◆ Required task:
For every line in the data below that contains "recessions", copy the line.

◆ Items from a dataset:
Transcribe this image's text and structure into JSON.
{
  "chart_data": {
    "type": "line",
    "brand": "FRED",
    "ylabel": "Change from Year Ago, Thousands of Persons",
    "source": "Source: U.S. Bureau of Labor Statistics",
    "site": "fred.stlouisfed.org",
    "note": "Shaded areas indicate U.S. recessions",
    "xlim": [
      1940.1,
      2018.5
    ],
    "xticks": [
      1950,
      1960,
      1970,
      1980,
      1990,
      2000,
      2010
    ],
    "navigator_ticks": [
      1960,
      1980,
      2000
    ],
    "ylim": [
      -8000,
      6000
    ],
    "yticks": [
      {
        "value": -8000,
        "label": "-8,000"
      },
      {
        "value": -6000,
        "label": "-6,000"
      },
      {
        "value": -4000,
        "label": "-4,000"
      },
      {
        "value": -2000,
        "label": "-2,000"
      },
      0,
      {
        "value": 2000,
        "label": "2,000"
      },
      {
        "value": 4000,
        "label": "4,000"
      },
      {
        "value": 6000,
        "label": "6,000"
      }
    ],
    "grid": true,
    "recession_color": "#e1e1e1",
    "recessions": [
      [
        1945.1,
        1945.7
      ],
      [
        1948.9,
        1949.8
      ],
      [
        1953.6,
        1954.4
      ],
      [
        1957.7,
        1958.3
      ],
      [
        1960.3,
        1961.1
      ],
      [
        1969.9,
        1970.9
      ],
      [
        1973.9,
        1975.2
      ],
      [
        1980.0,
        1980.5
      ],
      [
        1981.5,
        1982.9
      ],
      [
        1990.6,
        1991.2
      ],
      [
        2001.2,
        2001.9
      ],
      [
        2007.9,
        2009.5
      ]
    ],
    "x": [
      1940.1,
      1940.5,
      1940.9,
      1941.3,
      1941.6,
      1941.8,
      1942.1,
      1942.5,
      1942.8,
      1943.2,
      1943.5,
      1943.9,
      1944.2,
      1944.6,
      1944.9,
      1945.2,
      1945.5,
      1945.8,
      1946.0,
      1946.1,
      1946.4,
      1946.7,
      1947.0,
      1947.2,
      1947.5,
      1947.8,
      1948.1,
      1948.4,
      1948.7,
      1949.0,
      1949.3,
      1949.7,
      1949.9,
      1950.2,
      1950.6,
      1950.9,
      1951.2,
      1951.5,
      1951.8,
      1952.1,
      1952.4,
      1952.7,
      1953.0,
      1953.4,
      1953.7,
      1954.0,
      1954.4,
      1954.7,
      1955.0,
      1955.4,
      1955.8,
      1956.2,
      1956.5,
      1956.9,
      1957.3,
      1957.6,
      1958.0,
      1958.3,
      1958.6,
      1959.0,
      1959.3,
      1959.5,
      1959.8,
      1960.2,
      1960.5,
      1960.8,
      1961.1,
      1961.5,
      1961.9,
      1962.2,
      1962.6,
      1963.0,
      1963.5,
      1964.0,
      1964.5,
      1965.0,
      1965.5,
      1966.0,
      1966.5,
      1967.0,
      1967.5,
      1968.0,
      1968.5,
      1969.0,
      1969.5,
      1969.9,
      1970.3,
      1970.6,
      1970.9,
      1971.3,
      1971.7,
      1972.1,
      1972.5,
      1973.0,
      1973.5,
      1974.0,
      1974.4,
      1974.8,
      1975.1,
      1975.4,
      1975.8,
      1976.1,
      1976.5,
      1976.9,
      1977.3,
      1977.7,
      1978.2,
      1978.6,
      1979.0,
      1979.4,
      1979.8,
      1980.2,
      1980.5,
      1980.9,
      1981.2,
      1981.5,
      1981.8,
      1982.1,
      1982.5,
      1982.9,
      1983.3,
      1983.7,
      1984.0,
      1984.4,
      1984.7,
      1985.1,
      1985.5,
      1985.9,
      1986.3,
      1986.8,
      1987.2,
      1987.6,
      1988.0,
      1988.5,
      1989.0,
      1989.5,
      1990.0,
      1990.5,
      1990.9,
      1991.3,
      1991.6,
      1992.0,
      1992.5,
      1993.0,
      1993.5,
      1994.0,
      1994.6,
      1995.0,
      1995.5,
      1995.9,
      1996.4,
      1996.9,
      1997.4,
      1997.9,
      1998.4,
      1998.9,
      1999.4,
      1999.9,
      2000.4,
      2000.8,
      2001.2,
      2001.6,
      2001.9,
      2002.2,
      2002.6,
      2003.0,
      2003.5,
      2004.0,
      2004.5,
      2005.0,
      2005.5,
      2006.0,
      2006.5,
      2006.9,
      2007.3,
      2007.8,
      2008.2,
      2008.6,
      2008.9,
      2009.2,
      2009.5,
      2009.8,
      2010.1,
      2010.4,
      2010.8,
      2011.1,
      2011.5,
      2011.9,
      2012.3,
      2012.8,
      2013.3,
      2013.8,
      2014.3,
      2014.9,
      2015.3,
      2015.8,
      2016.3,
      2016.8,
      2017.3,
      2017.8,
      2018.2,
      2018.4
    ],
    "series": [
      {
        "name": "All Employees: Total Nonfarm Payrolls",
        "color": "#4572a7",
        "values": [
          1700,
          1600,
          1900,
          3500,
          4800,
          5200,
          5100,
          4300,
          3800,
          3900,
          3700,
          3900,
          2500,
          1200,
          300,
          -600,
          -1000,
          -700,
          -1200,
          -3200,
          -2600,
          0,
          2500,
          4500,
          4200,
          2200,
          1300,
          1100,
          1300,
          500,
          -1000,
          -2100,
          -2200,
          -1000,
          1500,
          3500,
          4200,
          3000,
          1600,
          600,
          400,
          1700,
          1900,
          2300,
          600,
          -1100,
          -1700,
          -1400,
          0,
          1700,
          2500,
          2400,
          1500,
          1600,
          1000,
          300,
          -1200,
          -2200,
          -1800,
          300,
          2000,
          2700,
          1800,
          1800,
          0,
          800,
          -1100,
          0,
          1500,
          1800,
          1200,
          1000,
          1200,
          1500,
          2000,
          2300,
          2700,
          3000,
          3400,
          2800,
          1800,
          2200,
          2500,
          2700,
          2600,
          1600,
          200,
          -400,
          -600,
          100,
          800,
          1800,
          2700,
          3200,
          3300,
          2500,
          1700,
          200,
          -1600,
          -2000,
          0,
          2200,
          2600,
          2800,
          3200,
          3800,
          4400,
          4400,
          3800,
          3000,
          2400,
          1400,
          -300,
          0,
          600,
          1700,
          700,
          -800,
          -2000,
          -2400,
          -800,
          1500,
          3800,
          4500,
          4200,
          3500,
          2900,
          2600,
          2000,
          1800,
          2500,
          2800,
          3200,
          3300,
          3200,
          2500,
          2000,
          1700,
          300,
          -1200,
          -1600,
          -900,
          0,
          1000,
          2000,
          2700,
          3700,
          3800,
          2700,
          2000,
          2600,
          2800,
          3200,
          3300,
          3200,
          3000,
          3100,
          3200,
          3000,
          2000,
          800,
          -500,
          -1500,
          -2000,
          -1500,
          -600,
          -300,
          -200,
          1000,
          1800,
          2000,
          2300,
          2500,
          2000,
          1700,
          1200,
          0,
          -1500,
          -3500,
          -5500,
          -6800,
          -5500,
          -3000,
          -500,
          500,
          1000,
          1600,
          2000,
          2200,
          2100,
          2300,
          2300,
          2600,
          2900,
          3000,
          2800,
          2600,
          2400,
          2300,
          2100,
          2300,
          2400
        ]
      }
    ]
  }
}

◆ Result for this exercise:
    "note": "Shaded areas indicate U.S. recessions",
    "recessions": [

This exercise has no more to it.